> [Problem to solve] Write out the whole listing word for word.
## Start Materials provided
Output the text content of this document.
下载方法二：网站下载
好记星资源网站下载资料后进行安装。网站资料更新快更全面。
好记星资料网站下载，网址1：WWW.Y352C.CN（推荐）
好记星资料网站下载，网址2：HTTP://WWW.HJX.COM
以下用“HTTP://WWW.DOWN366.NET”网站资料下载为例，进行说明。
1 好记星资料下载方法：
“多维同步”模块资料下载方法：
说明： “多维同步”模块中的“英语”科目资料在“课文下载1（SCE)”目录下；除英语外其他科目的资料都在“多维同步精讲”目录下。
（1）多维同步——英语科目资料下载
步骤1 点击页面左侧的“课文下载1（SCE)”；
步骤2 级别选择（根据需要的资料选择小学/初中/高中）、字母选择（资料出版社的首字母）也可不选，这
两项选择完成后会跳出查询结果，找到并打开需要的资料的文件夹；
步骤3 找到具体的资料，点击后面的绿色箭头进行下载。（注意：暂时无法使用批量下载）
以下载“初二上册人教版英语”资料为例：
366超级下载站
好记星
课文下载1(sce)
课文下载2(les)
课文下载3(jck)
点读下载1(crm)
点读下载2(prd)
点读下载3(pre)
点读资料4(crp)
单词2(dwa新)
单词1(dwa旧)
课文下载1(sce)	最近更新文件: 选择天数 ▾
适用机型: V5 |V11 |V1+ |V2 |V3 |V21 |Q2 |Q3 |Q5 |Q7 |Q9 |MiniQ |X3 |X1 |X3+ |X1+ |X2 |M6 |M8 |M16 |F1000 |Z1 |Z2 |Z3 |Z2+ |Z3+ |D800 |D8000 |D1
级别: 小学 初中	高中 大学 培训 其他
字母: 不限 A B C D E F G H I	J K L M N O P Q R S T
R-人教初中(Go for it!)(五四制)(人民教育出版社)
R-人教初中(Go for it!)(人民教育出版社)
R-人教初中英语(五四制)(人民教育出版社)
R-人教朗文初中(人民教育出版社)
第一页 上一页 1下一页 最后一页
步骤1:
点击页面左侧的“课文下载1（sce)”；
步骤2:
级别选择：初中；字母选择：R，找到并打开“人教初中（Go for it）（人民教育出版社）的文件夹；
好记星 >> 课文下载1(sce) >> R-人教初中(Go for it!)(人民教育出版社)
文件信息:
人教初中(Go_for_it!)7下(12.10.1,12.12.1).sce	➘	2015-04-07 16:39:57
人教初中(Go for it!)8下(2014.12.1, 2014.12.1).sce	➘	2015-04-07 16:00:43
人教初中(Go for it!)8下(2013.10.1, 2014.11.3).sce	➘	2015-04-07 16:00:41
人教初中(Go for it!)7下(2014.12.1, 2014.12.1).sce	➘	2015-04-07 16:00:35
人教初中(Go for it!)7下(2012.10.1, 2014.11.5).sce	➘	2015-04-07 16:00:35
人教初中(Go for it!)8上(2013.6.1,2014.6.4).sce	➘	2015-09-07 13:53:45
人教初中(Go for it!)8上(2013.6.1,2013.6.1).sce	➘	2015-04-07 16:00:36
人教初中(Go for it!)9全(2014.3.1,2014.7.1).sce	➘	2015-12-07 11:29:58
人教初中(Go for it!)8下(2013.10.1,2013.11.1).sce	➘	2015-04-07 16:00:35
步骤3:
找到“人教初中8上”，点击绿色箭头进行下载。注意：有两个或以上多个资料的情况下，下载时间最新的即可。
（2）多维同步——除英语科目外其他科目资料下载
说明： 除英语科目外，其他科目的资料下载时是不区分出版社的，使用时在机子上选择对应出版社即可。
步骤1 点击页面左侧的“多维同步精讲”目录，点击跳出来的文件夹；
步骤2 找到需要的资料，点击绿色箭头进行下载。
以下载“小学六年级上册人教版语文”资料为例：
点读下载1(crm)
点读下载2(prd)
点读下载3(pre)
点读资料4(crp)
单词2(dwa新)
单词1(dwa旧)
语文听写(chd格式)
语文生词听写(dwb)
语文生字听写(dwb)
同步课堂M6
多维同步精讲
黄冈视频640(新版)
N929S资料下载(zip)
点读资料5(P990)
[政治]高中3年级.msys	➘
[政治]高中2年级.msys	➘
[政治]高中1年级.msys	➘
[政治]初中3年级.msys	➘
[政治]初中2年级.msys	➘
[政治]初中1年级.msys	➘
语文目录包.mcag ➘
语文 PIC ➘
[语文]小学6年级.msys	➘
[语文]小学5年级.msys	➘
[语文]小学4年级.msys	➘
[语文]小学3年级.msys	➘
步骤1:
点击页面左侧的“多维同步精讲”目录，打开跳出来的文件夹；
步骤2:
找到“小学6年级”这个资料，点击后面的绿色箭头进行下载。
## End Materials provided
> [Solution for this exercise]
Output the text content of this document.
下载方法二：网站下载
好记星资源网站下载资料后进行安装。网站资料更新快更全面。
好记星资料网站下载，网址1：WWW.Y352C.CN（推荐）
好记星资料网站下载，网址2：HTTP://WWW.HJX.COM
以下用“HTTP://WWW.DOWN366.NET”网站资料下载为例，进行说明。
1 好记星资料下载方法：
“多维同步”模块资料下载方法：
说明： “多维同步”模块中的“英语”科目资料在“课文下载1（SCE)”目录下；除英语外其他科目的资料都在“多维同步精讲”目录下。
（1）多维同步——英语科目资料下载
步骤1 点击页面左侧的“课文下载1（SCE)”；
步骤2 级别选择（根据需要的资料选择小学/初中/高中）、字母选择（资料出版社的首字母）也可不选，这
两项选择完成后会跳出查询结果，找到并打开需要的资料的文件夹；
步骤3 找到具体的资料，点击后面的绿色箭头进行下载。（注意：暂时无法使用批量下载）
以下载“初二上册人教版英语”资料为例：
366超级下载站
好记星
课文下载1(sce)
课文下载2(les)
课文下载3(jck)
点读下载1(crm)
点读下载2(prd)
点读下载3(pre)
点读资料4(crp)
单词2(dwa新)
单词1(dwa旧)
课文下载1(sce)	最近更新文件: 选择天数 ▾
适用机型: V5 |V11 |V1+ |V2 |V3 |V21 |Q2 |Q3 |Q5 |Q7 |Q9 |MiniQ |X3 |X1 |X3+ |X1+ |X2 |M6 |M8 |M16 |F1000 |Z1 |Z2 |Z3 |Z2+ |Z3+ |D800 |D8000 |D1
级别: 小学 初中	高中 大学 培训 其他
字母: 不限 A B C D E F G H I	J K L M N O P Q R S T
R-人教初中(Go for it!)(五四制)(人民教育出版社)
R-人教初中(Go for it!)(人民教育出版社)
R-人教初中英语(五四制)(人民教育出版社)
R-人教朗文初中(人民教育出版社)
第一页 上一页 1下一页 最后一页
步骤1:
点击页面左侧的“课文下载1（sce)”；
步骤2:
级别选择：初中；字母选择：R，找到并打开“人教初中（Go for it）（人民教育出版社）的文件夹；
好记星 >> 课文下载1(sce) >> R-人教初中(Go for it!)(人民教育出版社)
文件信息:
人教初中(Go_for_it!)7下(12.10.1,12.12.1).sce	➘	2015-04-07 16:39:57
人教初中(Go for it!)8下(2014.12.1, 2014.12.1).sce	➘	2015-04-07 16:00:43
人教初中(Go for it!)8下(2013.10.1, 2014.11.3).sce	➘	2015-04-07 16:00:41
人教初中(Go for it!)7下(2014.12.1, 2014.12.1).sce	➘	2015-04-07 16:00:35
人教初中(Go for it!)7下(2012.10.1, 2014.11.5).sce	➘	2015-04-07 16:00:35
人教初中(Go for it!)8上(2013.6.1,2014.6.4).sce	➘	2015-09-07 13:53:45
人教初中(Go for it!)8上(2013.6.1,2013.6.1).sce	➘	2015-04-07 16:00:36
人教初中(Go for it!)9全(2014.3.1,2014.7.1).sce	➘	2015-12-07 11:29:58
人教初中(Go for it!)8下(2013.10.1,2013.11.1).sce	➘	2015-04-07 16:00:35
步骤3:
找到“人教初中8上”，点击绿色箭头进行下载。注意：有两个或以上多个资料的情况下，下载时间最新的即可。
（2）多维同步——除英语科目外其他科目资料下载
说明： 除英语科目外，其他科目的资料下载时是不区分出版社的，使用时在机子上选择对应出版社即可。
步骤1 点击页面左侧的“多维同步精讲”目录，点击跳出来的文件夹；
步骤2 找到需要的资料，点击绿色箭头进行下载。
以下载“小学六年级上册人教版语文”资料为例：
点读下载1(crm)
点读下载2(prd)
点读下载3(pre)
点读资料4(crp)
单词2(dwa新)
单词1(dwa旧)
语文听写(chd格式)
语文生词听写(dwb)
语文生字听写(dwb)
同步课堂M6
多维同步精讲
黄冈视频640(新版)
N929S资料下载(zip)
点读资料5(P990)
[政治]高中3年级.msys	➘
[政治]高中2年级.msys	➘
[政治]高中1年级.msys	➘
[政治]初中3年级.msys	➘
[政治]初中2年级.msys	➘
[政治]初中1年级.msys	➘
语文目录包.mcag ➘
语文 PIC ➘
[语文]小学6年级.msys	➘
[语文]小学5年级.msys	➘
[语文]小学4年级.msys	➘
[语文]小学3年级.msys	➘
步骤1:
点击页面左侧的“多维同步精讲”目录，打开跳出来的文件夹；
步骤2:
找到“小学6年级”这个资料，点击后面的绿色箭头进行下载。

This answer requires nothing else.